## Problem details
Lines containing the word "JSON" are to be located and copied.

━━━━━ Material ━━━━━

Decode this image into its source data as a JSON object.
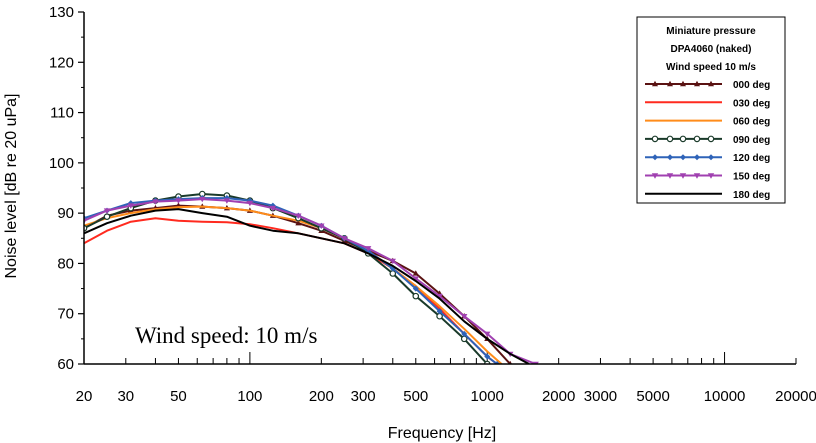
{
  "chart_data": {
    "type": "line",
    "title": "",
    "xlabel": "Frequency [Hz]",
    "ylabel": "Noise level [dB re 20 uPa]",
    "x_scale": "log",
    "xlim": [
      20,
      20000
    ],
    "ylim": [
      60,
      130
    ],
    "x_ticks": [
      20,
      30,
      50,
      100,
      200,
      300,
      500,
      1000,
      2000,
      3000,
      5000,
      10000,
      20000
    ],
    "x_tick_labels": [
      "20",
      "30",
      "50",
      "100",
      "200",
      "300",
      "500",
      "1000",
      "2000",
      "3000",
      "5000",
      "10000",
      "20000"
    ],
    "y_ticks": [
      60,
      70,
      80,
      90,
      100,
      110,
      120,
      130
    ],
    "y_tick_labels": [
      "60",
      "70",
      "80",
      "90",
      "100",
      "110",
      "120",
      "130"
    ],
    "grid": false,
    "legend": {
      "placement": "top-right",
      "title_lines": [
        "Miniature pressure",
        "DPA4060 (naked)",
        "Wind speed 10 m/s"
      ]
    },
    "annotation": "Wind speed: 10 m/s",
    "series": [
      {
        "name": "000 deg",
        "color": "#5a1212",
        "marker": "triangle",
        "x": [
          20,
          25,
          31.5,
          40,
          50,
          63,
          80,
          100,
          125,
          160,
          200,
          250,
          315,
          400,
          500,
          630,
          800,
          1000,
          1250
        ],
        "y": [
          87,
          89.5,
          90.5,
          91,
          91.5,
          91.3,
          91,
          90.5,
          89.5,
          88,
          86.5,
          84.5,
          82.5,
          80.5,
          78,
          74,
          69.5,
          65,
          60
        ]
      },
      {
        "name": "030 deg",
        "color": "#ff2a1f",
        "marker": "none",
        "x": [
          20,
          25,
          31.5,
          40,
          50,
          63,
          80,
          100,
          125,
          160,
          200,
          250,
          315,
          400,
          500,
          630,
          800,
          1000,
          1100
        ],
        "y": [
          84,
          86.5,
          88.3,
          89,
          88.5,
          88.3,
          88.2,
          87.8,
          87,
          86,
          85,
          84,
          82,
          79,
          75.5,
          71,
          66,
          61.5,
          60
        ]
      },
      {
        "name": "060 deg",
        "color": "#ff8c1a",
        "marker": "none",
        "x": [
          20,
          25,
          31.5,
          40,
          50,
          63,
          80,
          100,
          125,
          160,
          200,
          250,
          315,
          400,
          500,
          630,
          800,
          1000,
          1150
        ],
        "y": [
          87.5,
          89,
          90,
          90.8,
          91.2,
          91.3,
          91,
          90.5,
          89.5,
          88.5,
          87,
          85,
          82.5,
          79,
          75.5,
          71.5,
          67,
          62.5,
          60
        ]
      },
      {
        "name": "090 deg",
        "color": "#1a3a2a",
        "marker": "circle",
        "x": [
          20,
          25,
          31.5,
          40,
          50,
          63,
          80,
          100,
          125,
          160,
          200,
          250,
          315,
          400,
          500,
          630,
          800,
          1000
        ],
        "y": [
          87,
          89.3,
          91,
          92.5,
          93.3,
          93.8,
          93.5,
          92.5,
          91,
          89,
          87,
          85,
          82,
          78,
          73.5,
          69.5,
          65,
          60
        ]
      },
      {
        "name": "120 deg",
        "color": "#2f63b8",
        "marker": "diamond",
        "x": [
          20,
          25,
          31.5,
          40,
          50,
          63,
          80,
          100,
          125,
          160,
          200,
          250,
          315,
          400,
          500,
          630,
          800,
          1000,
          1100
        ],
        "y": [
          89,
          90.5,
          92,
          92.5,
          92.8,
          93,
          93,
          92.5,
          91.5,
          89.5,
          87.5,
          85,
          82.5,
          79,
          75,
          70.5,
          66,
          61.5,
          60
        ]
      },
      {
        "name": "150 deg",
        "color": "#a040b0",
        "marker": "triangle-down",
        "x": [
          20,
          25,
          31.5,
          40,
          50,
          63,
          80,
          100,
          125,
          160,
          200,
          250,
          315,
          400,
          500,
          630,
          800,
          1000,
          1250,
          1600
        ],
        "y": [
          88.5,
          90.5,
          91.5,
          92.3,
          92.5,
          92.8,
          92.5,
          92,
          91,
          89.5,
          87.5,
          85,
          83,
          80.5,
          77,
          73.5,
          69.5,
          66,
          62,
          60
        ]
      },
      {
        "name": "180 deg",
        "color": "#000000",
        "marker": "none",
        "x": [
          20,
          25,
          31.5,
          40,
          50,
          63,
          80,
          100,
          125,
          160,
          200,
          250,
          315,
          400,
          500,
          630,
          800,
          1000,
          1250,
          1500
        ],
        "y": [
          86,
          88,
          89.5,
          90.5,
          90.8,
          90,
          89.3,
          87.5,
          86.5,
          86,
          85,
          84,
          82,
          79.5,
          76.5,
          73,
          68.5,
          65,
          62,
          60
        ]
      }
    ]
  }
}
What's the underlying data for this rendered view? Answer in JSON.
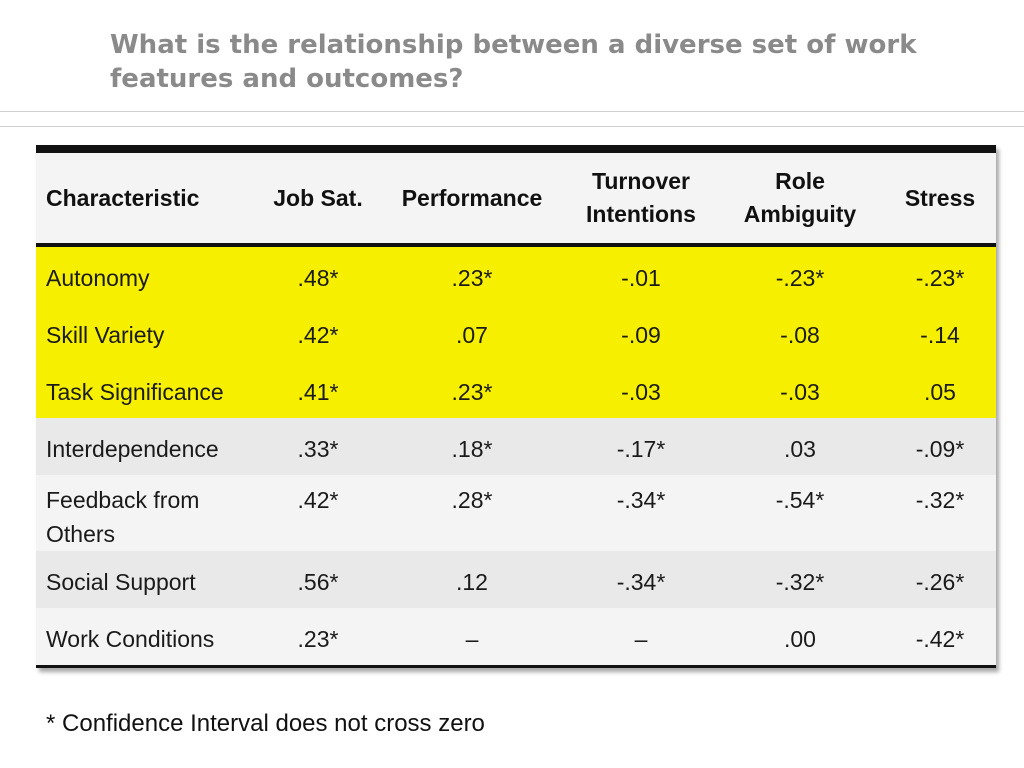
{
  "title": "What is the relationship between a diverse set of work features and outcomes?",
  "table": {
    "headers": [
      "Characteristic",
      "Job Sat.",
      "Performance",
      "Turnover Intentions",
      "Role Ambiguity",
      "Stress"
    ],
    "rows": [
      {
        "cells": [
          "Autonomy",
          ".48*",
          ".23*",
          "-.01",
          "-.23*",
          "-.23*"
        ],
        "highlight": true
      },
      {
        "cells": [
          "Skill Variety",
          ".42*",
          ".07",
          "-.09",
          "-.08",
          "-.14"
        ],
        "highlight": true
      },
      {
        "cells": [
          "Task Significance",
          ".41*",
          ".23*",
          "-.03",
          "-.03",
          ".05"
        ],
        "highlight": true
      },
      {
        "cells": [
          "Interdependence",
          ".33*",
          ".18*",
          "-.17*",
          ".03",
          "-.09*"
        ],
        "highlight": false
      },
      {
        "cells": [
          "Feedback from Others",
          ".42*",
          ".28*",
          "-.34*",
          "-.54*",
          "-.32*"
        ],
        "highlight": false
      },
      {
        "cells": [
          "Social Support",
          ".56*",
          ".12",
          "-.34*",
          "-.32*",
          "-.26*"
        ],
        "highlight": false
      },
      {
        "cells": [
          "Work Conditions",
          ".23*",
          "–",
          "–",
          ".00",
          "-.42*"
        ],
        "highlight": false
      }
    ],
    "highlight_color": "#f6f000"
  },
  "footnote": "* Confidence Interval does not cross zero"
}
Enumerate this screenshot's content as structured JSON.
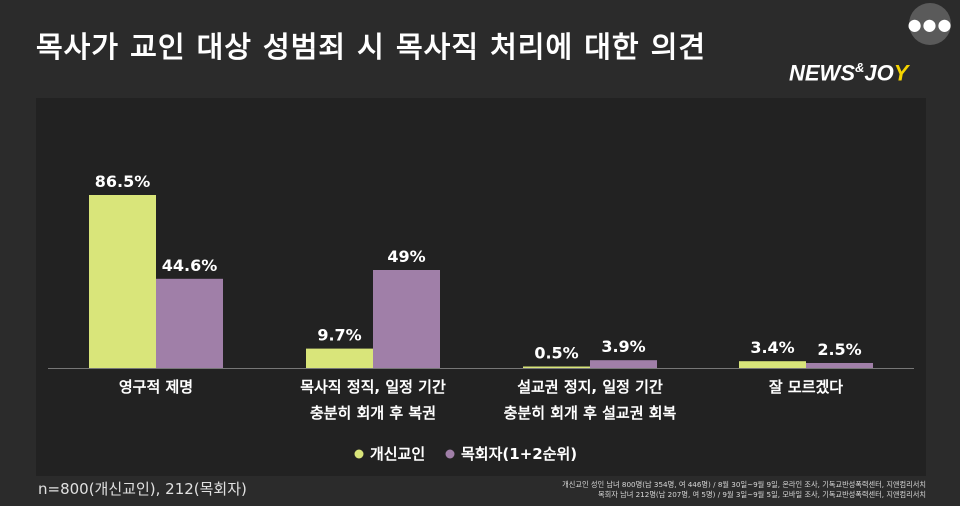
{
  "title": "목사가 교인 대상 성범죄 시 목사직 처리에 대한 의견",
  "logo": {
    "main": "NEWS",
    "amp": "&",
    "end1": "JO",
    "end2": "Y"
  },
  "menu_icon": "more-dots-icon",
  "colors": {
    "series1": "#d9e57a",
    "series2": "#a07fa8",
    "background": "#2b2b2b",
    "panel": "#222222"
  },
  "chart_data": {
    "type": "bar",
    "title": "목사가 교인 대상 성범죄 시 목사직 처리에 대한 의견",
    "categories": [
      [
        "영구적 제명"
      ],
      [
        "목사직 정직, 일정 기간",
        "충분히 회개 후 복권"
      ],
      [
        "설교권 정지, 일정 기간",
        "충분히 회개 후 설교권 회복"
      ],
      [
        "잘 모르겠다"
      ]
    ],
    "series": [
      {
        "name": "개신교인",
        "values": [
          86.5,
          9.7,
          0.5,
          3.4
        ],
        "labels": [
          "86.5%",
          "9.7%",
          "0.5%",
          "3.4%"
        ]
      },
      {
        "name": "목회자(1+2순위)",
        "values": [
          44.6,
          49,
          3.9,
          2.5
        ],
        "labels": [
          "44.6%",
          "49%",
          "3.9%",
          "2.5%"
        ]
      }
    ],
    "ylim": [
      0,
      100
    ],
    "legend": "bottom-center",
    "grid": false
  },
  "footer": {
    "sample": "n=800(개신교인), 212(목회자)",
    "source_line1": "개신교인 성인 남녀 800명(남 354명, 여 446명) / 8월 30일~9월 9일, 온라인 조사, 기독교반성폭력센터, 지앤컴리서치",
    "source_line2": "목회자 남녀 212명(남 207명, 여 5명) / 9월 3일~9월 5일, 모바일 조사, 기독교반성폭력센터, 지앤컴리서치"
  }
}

━━━━━

## Answer for this exercise
Decode this image into its source data as a JSON object.
What's the underlying data for this rendered view? Answer in JSON.
Enumerate this screenshot's content as structured JSON.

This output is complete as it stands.